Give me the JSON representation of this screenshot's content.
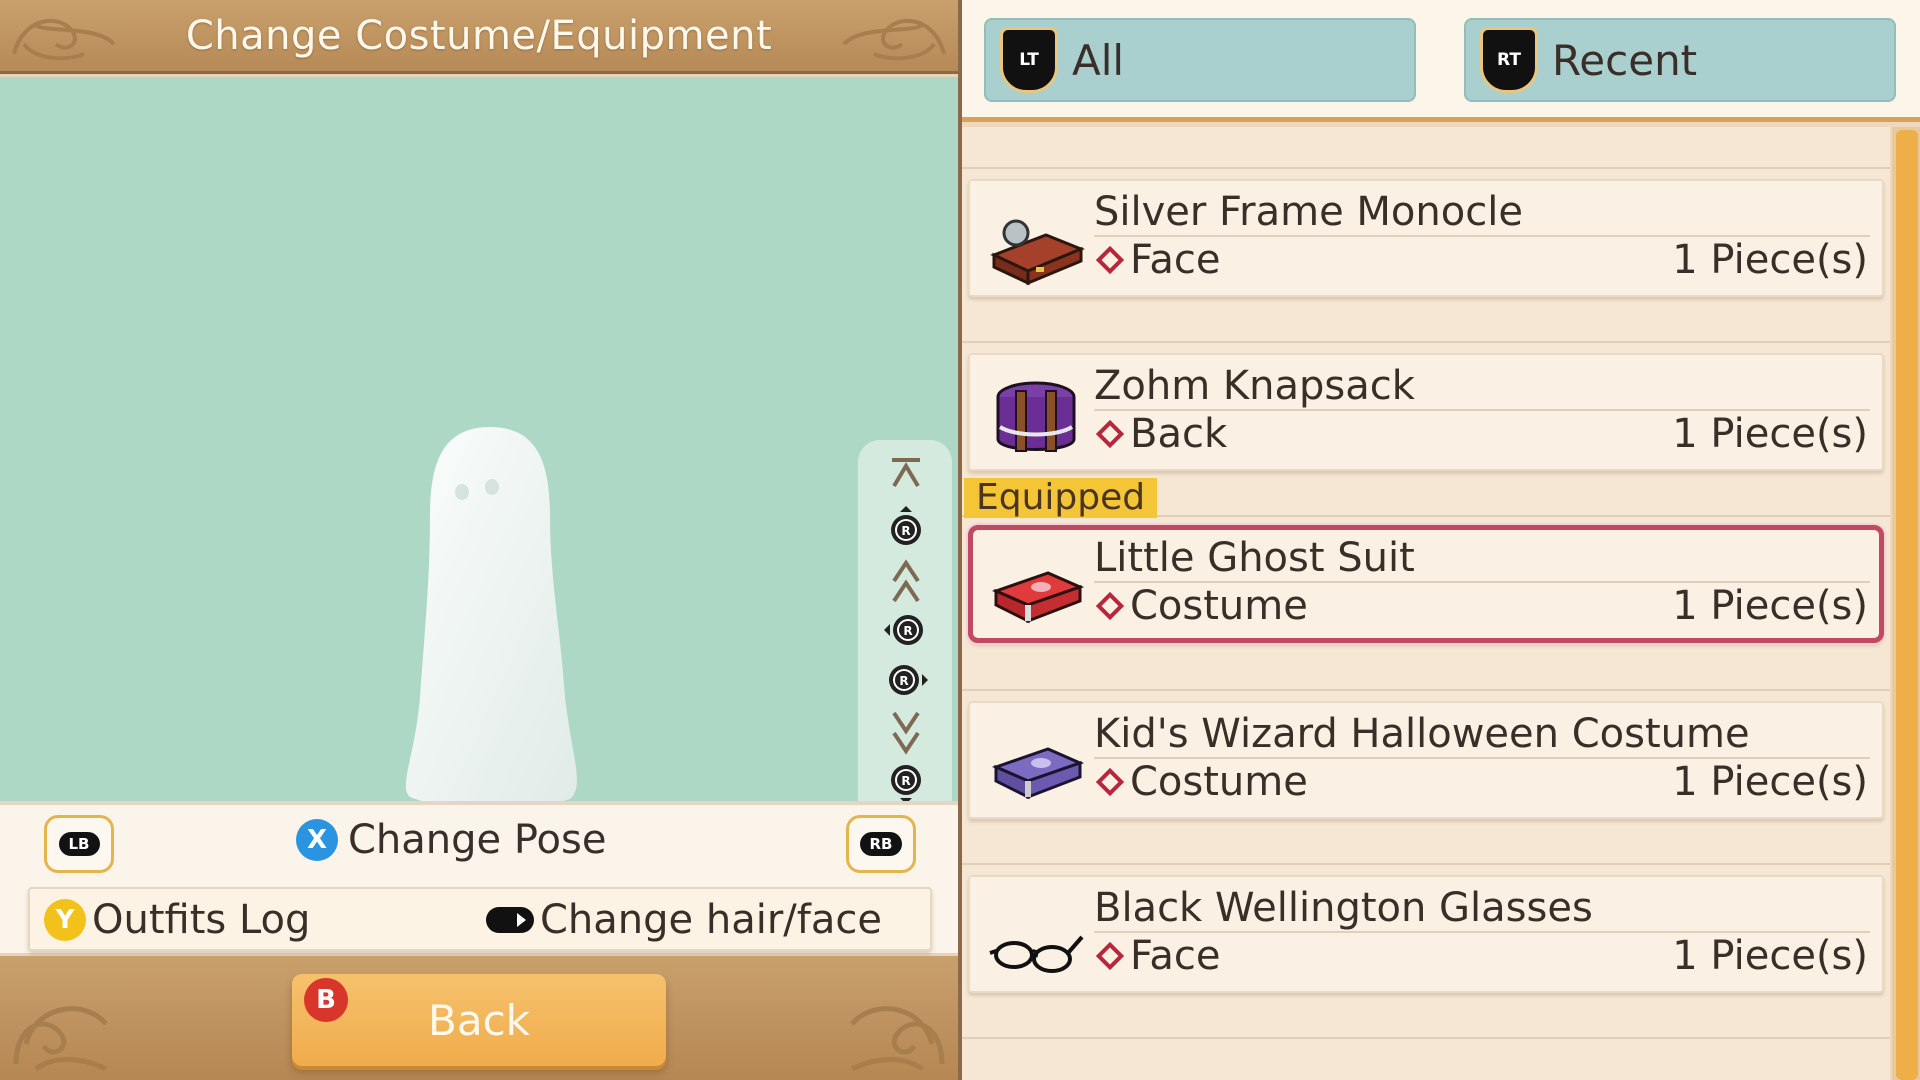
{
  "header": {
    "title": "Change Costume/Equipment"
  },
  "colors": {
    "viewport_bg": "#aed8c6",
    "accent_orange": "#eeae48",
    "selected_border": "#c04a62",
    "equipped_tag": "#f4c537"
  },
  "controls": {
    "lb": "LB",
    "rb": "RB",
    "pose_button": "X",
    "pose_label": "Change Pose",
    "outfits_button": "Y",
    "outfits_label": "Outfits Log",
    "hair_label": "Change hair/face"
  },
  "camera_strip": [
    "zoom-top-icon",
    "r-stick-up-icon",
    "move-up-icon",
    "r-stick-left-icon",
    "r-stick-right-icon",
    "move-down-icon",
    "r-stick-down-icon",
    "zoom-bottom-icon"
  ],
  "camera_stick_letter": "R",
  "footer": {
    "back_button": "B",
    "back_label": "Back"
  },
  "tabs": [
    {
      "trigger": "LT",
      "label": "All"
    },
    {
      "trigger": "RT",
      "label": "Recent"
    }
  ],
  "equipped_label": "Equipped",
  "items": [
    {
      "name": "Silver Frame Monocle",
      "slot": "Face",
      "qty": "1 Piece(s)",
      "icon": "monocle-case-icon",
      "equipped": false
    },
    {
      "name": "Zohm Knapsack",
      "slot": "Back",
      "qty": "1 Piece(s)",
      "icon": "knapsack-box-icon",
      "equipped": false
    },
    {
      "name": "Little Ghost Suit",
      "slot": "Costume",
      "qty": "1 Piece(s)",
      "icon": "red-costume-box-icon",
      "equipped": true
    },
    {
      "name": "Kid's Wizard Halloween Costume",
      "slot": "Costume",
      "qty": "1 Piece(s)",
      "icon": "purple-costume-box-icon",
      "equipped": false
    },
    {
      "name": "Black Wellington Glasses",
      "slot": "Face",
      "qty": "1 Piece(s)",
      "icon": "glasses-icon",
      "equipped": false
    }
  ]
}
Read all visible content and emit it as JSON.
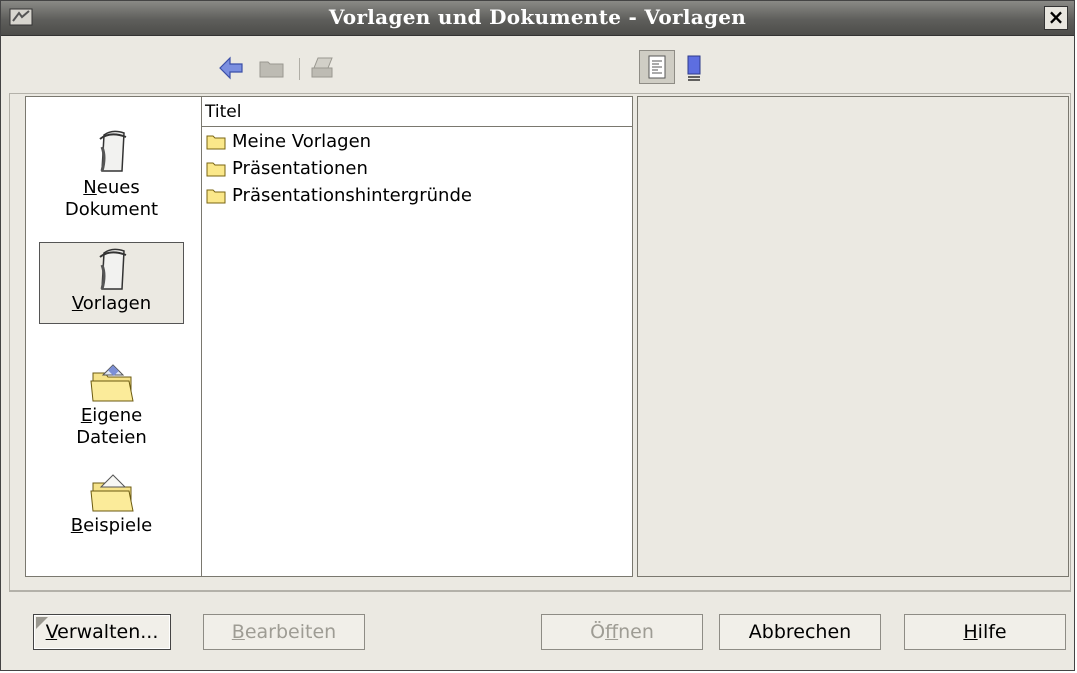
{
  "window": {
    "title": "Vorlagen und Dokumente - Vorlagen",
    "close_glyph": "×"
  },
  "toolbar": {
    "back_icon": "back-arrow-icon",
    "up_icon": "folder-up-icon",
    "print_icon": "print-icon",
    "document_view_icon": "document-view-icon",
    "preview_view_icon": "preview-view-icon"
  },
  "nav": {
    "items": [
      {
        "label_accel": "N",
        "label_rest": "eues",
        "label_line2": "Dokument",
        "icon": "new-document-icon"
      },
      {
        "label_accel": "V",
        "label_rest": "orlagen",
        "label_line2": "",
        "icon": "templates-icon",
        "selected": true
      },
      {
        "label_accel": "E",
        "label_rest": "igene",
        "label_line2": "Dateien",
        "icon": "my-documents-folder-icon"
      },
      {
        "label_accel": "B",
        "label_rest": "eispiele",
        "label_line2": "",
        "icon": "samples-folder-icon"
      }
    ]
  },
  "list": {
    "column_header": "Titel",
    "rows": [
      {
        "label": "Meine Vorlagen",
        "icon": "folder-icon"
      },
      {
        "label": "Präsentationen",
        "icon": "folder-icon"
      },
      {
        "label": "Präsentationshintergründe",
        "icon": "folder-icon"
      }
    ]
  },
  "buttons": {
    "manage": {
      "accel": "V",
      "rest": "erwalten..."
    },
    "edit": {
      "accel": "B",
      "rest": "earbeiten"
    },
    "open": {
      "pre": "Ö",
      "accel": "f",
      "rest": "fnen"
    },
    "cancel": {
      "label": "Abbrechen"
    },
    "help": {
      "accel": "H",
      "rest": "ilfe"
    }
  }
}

Given exercise: Each record above must be returned exactly as written, with its pictures omitted.

Expected answer:
Give me the JSON representation of this screenshot's content.
{
  "header": {
    "title": "Change Costume/Equipment"
  },
  "colors": {
    "viewport_bg": "#aed8c6",
    "accent_orange": "#eeae48",
    "selected_border": "#c04a62",
    "equipped_tag": "#f4c537"
  },
  "controls": {
    "lb": "LB",
    "rb": "RB",
    "pose_button": "X",
    "pose_label": "Change Pose",
    "outfits_button": "Y",
    "outfits_label": "Outfits Log",
    "hair_label": "Change hair/face"
  },
  "camera_strip": [
    "zoom-top-icon",
    "r-stick-up-icon",
    "move-up-icon",
    "r-stick-left-icon",
    "r-stick-right-icon",
    "move-down-icon",
    "r-stick-down-icon",
    "zoom-bottom-icon"
  ],
  "camera_stick_letter": "R",
  "footer": {
    "back_button": "B",
    "back_label": "Back"
  },
  "tabs": [
    {
      "trigger": "LT",
      "label": "All"
    },
    {
      "trigger": "RT",
      "label": "Recent"
    }
  ],
  "equipped_label": "Equipped",
  "items": [
    {
      "name": "Silver Frame Monocle",
      "slot": "Face",
      "qty": "1 Piece(s)",
      "icon": "monocle-case-icon",
      "equipped": false
    },
    {
      "name": "Zohm Knapsack",
      "slot": "Back",
      "qty": "1 Piece(s)",
      "icon": "knapsack-box-icon",
      "equipped": false
    },
    {
      "name": "Little Ghost Suit",
      "slot": "Costume",
      "qty": "1 Piece(s)",
      "icon": "red-costume-box-icon",
      "equipped": true
    },
    {
      "name": "Kid's Wizard Halloween Costume",
      "slot": "Costume",
      "qty": "1 Piece(s)",
      "icon": "purple-costume-box-icon",
      "equipped": false
    },
    {
      "name": "Black Wellington Glasses",
      "slot": "Face",
      "qty": "1 Piece(s)",
      "icon": "glasses-icon",
      "equipped": false
    }
  ]
}
Read all visible content and emit it as JSON.
{
  "window": {
    "title": "Vorlagen und Dokumente - Vorlagen",
    "close_glyph": "×"
  },
  "toolbar": {
    "back_icon": "back-arrow-icon",
    "up_icon": "folder-up-icon",
    "print_icon": "print-icon",
    "document_view_icon": "document-view-icon",
    "preview_view_icon": "preview-view-icon"
  },
  "nav": {
    "items": [
      {
        "label_accel": "N",
        "label_rest": "eues",
        "label_line2": "Dokument",
        "icon": "new-document-icon"
      },
      {
        "label_accel": "V",
        "label_rest": "orlagen",
        "label_line2": "",
        "icon": "templates-icon",
        "selected": true
      },
      {
        "label_accel": "E",
        "label_rest": "igene",
        "label_line2": "Dateien",
        "icon": "my-documents-folder-icon"
      },
      {
        "label_accel": "B",
        "label_rest": "eispiele",
        "label_line2": "",
        "icon": "samples-folder-icon"
      }
    ]
  },
  "list": {
    "column_header": "Titel",
    "rows": [
      {
        "label": "Meine Vorlagen",
        "icon": "folder-icon"
      },
      {
        "label": "Präsentationen",
        "icon": "folder-icon"
      },
      {
        "label": "Präsentationshintergründe",
        "icon": "folder-icon"
      }
    ]
  },
  "buttons": {
    "manage": {
      "accel": "V",
      "rest": "erwalten..."
    },
    "edit": {
      "accel": "B",
      "rest": "earbeiten"
    },
    "open": {
      "pre": "Ö",
      "accel": "f",
      "rest": "fnen"
    },
    "cancel": {
      "label": "Abbrechen"
    },
    "help": {
      "accel": "H",
      "rest": "ilfe"
    }
  }
}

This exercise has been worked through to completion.